Stated task:
Gather all lines from the material that contain "dword".

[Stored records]
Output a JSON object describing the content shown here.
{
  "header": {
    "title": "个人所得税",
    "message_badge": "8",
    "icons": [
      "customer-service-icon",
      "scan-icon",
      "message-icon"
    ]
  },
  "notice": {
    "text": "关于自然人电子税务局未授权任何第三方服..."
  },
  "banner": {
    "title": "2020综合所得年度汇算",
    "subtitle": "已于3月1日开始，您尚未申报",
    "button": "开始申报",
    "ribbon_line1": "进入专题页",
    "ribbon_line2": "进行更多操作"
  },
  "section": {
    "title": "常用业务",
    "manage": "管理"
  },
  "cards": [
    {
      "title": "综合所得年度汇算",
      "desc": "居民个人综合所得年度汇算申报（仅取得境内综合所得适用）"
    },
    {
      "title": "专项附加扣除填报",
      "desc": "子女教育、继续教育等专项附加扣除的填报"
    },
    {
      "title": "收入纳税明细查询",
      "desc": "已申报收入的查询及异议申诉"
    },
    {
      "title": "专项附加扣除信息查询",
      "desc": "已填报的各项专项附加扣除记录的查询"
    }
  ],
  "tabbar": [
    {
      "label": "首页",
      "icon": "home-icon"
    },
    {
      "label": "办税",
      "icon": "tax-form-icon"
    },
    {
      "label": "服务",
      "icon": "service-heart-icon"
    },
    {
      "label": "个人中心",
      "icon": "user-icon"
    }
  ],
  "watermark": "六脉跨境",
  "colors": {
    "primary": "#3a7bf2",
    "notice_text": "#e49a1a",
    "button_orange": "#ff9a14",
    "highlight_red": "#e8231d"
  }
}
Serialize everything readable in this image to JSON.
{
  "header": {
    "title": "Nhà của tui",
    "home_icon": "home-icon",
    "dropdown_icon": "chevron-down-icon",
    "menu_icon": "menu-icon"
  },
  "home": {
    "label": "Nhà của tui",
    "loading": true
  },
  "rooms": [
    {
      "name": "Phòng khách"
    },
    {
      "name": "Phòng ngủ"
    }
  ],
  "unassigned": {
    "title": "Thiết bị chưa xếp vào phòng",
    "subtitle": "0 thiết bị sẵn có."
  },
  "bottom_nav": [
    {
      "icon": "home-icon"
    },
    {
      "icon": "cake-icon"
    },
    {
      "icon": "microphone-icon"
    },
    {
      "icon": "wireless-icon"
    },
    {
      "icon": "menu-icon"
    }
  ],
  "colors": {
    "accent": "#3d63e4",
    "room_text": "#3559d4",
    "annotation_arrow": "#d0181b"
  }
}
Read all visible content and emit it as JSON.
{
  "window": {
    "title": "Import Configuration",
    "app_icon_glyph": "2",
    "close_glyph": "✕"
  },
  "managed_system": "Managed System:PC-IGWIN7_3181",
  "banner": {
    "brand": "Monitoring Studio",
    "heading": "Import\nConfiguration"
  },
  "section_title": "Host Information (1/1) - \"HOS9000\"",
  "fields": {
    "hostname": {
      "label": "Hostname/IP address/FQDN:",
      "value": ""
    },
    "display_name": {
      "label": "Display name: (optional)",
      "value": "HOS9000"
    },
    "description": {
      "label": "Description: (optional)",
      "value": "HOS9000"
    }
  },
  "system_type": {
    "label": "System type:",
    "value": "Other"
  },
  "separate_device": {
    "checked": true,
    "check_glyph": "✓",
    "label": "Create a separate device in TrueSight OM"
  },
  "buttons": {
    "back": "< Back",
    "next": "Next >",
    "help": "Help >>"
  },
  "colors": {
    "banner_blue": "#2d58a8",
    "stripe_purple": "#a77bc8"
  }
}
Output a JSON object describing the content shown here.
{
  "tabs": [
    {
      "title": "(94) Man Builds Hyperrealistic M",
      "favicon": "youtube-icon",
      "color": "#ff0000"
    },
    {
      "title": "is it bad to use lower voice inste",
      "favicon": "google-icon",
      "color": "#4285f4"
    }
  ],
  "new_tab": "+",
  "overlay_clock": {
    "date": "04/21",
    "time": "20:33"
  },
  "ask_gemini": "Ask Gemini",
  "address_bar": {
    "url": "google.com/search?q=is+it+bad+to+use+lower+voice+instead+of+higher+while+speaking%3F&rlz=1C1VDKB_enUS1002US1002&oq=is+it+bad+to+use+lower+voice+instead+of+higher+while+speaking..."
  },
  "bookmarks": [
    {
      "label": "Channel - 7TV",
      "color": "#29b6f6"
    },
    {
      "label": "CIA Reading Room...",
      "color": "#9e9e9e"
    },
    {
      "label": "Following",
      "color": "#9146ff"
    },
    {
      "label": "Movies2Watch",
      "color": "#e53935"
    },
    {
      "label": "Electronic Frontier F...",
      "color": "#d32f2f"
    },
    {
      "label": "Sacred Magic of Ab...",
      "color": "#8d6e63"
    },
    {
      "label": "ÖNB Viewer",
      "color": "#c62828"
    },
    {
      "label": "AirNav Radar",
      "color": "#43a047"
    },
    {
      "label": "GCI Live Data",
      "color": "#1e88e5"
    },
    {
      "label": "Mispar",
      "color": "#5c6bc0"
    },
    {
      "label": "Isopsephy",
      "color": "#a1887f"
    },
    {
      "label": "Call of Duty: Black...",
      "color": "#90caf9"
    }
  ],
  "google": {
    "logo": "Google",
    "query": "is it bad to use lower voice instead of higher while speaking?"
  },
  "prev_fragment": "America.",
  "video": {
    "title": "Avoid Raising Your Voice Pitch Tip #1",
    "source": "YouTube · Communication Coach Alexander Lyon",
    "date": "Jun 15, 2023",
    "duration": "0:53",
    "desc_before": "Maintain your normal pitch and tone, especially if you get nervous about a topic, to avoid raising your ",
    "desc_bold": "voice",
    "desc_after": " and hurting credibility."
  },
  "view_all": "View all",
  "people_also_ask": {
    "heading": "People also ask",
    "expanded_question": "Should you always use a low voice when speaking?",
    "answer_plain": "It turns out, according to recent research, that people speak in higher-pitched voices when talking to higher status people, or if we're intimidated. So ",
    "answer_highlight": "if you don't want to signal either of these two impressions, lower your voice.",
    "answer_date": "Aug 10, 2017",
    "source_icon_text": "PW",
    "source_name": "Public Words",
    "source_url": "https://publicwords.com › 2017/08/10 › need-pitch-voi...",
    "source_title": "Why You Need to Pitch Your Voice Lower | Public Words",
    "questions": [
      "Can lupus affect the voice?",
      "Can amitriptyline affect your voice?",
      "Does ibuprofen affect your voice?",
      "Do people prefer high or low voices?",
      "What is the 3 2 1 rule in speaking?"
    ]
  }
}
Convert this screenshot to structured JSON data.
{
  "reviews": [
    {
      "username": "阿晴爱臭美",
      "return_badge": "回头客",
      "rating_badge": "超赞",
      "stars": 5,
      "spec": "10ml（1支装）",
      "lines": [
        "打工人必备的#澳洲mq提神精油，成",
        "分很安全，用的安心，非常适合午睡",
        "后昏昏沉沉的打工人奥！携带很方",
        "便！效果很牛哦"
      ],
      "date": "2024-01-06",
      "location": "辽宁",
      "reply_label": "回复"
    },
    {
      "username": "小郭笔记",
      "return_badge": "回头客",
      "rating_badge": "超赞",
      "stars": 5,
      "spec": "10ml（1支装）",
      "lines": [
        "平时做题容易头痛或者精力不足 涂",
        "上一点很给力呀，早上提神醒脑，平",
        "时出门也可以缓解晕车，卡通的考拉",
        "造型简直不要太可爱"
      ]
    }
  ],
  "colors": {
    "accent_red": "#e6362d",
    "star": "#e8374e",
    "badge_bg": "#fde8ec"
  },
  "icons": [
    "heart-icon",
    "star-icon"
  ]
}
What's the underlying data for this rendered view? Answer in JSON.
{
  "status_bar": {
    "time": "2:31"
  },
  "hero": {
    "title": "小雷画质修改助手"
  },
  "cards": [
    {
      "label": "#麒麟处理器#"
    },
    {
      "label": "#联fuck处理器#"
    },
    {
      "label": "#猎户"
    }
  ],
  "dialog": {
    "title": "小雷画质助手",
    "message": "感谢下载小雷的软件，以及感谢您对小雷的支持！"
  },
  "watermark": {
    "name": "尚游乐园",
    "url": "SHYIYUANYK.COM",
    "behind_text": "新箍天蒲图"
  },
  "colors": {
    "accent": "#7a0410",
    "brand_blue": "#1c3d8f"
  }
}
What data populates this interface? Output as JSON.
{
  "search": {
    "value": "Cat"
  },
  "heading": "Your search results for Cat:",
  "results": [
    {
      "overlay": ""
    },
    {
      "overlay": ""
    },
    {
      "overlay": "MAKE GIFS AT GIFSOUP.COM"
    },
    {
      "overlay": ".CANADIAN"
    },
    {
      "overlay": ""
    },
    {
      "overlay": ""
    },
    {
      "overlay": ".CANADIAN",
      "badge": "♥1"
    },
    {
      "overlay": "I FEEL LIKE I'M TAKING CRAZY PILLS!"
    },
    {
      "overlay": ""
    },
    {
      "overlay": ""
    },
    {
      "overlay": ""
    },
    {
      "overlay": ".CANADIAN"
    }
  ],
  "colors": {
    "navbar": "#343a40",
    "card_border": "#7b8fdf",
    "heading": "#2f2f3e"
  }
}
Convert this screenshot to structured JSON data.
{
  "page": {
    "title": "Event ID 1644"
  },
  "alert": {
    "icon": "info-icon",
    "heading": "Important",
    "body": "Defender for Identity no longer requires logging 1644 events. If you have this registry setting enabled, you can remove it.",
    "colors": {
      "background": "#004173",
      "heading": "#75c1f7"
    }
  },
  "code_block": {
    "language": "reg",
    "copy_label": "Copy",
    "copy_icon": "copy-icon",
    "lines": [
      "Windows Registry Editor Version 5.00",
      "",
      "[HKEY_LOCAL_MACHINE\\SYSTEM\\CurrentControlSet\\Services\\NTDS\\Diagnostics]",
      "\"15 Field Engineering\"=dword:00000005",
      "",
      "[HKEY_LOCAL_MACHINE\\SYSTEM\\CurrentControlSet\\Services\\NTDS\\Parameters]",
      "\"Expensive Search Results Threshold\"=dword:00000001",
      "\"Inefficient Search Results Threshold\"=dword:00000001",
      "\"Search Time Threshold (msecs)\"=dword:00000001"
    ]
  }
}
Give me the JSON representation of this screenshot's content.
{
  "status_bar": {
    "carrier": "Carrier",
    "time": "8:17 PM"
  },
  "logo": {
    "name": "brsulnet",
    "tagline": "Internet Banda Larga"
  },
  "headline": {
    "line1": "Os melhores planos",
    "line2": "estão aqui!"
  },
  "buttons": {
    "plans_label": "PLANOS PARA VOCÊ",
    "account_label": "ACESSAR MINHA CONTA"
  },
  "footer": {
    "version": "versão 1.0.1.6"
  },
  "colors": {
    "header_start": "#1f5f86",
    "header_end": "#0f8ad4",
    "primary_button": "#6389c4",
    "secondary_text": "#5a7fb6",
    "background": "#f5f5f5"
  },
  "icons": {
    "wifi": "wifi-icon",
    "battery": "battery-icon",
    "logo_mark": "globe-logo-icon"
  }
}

The result:
      "\"15 Field Engineering\"=dword:00000005",
      "\"Expensive Search Results Threshold\"=dword:00000001",
      "\"Inefficient Search Results Threshold\"=dword:00000001",
      "\"Search Time Threshold (msecs)\"=dword:00000001"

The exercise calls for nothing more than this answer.